# Start of DATA ROWS
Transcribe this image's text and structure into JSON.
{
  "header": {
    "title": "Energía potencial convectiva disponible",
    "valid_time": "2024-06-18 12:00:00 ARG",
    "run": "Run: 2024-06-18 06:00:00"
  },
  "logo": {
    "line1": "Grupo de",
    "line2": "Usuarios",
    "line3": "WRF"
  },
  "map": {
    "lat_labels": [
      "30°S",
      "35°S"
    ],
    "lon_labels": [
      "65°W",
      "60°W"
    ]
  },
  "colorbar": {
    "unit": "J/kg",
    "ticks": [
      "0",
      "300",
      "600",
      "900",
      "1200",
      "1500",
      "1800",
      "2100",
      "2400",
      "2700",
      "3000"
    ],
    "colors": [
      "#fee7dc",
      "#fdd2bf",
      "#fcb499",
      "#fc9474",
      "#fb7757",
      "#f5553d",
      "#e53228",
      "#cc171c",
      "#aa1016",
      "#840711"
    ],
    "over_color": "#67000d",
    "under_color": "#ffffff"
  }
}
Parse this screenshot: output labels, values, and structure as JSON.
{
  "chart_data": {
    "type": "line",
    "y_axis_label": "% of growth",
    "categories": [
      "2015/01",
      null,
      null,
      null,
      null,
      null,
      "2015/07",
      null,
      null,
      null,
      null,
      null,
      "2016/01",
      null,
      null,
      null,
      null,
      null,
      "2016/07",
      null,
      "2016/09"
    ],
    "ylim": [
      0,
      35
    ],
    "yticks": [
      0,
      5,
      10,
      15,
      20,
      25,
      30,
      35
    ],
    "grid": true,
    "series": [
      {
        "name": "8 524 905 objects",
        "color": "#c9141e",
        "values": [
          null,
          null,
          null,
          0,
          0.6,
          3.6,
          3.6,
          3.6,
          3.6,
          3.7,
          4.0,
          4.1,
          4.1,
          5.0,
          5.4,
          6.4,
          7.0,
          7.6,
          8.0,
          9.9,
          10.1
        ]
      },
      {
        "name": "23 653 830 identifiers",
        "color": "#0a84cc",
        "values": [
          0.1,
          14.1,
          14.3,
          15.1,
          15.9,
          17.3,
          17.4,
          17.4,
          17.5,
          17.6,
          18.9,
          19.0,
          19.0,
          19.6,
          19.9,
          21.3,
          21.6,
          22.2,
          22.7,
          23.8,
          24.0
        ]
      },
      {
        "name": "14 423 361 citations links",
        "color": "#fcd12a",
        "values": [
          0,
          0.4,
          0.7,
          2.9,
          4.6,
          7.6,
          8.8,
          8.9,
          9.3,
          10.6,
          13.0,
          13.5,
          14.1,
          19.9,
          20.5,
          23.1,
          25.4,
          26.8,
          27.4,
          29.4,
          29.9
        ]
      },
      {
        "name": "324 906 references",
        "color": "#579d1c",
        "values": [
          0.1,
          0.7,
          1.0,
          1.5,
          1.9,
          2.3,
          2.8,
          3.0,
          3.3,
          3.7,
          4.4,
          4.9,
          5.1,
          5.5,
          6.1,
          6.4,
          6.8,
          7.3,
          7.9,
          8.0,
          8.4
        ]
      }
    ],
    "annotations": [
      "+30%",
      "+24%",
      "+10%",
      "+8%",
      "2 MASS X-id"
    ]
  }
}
# End of DATA ROWS
» TASK DETAILS
Extract each record, keeping it identical to the original.

» RESULT BELOW
Transcribe this image's text and structure into JSON.
{
  "header": {
    "title": "Energía potencial convectiva disponible",
    "valid_time": "2024-06-18 12:00:00 ARG",
    "run": "Run: 2024-06-18 06:00:00"
  },
  "logo": {
    "line1": "Grupo de",
    "line2": "Usuarios",
    "line3": "WRF"
  },
  "map": {
    "lat_labels": [
      "30°S",
      "35°S"
    ],
    "lon_labels": [
      "65°W",
      "60°W"
    ]
  },
  "colorbar": {
    "unit": "J/kg",
    "ticks": [
      "0",
      "300",
      "600",
      "900",
      "1200",
      "1500",
      "1800",
      "2100",
      "2400",
      "2700",
      "3000"
    ],
    "colors": [
      "#fee7dc",
      "#fdd2bf",
      "#fcb499",
      "#fc9474",
      "#fb7757",
      "#f5553d",
      "#e53228",
      "#cc171c",
      "#aa1016",
      "#840711"
    ],
    "over_color": "#67000d",
    "under_color": "#ffffff"
  }
}
Parse this screenshot: output labels, values, and structure as JSON.
{
  "chart_data": {
    "type": "line",
    "y_axis_label": "% of growth",
    "categories": [
      "2015/01",
      null,
      null,
      null,
      null,
      null,
      "2015/07",
      null,
      null,
      null,
      null,
      null,
      "2016/01",
      null,
      null,
      null,
      null,
      null,
      "2016/07",
      null,
      "2016/09"
    ],
    "ylim": [
      0,
      35
    ],
    "yticks": [
      0,
      5,
      10,
      15,
      20,
      25,
      30,
      35
    ],
    "grid": true,
    "series": [
      {
        "name": "8 524 905 objects",
        "color": "#c9141e",
        "values": [
          null,
          null,
          null,
          0,
          0.6,
          3.6,
          3.6,
          3.6,
          3.6,
          3.7,
          4.0,
          4.1,
          4.1,
          5.0,
          5.4,
          6.4,
          7.0,
          7.6,
          8.0,
          9.9,
          10.1
        ]
      },
      {
        "name": "23 653 830 identifiers",
        "color": "#0a84cc",
        "values": [
          0.1,
          14.1,
          14.3,
          15.1,
          15.9,
          17.3,
          17.4,
          17.4,
          17.5,
          17.6,
          18.9,
          19.0,
          19.0,
          19.6,
          19.9,
          21.3,
          21.6,
          22.2,
          22.7,
          23.8,
          24.0
        ]
      },
      {
        "name": "14 423 361 citations links",
        "color": "#fcd12a",
        "values": [
          0,
          0.4,
          0.7,
          2.9,
          4.6,
          7.6,
          8.8,
          8.9,
          9.3,
          10.6,
          13.0,
          13.5,
          14.1,
          19.9,
          20.5,
          23.1,
          25.4,
          26.8,
          27.4,
          29.4,
          29.9
        ]
      },
      {
        "name": "324 906 references",
        "color": "#579d1c",
        "values": [
          0.1,
          0.7,
          1.0,
          1.5,
          1.9,
          2.3,
          2.8,
          3.0,
          3.3,
          3.7,
          4.4,
          4.9,
          5.1,
          5.5,
          6.1,
          6.4,
          6.8,
          7.3,
          7.9,
          8.0,
          8.4
        ]
      }
    ],
    "annotations": [
      "+30%",
      "+24%",
      "+10%",
      "+8%",
      "2 MASS X-id"
    ]
  }
}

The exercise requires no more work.